#### Input data

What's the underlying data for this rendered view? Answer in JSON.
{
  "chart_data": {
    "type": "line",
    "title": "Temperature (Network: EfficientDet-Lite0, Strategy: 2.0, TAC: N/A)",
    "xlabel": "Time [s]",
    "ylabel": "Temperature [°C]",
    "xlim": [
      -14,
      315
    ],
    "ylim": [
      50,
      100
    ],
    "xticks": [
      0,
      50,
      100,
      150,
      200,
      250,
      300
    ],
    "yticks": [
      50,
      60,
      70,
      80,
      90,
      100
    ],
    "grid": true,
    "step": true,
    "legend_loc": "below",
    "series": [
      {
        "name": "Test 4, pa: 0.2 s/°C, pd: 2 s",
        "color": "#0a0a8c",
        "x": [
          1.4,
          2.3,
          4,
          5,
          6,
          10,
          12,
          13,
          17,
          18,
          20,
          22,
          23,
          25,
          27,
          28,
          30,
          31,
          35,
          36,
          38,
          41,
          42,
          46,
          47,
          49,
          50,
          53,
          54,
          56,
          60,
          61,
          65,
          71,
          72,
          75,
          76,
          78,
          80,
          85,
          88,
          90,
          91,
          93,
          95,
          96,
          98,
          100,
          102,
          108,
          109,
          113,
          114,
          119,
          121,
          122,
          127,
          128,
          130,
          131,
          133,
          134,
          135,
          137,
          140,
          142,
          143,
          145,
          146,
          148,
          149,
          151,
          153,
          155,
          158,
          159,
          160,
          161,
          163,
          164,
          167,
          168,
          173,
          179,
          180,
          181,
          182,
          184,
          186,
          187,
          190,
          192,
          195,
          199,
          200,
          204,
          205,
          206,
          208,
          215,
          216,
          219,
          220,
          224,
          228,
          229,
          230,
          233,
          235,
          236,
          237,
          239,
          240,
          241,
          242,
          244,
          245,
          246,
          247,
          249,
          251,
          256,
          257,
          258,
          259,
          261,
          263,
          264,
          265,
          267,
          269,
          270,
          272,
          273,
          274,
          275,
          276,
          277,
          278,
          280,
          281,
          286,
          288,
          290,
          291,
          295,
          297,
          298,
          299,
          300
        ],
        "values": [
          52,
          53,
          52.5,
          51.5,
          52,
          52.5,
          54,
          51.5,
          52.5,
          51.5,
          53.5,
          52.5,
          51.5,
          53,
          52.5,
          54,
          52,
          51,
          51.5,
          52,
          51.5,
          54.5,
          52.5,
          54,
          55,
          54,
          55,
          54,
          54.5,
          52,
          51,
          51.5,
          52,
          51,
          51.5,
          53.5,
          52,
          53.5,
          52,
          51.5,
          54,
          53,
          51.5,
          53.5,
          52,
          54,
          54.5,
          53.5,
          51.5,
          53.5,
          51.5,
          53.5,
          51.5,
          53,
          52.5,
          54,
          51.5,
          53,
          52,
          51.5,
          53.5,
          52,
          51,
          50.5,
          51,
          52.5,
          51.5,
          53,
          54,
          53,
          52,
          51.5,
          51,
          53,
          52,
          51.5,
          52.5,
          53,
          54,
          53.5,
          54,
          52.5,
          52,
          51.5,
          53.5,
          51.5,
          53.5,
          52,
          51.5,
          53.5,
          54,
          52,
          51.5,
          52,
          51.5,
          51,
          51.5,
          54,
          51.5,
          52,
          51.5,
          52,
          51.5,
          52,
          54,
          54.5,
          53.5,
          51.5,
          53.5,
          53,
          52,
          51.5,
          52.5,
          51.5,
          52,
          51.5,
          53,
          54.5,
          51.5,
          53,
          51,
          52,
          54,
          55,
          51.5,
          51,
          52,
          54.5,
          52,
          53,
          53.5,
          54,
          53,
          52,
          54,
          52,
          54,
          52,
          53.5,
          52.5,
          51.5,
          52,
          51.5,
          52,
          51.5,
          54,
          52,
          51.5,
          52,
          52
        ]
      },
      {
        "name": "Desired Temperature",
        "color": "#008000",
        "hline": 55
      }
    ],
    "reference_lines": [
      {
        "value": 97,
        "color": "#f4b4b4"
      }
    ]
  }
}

########

Find every line with the word "name" and state how many there are, with no other words.

2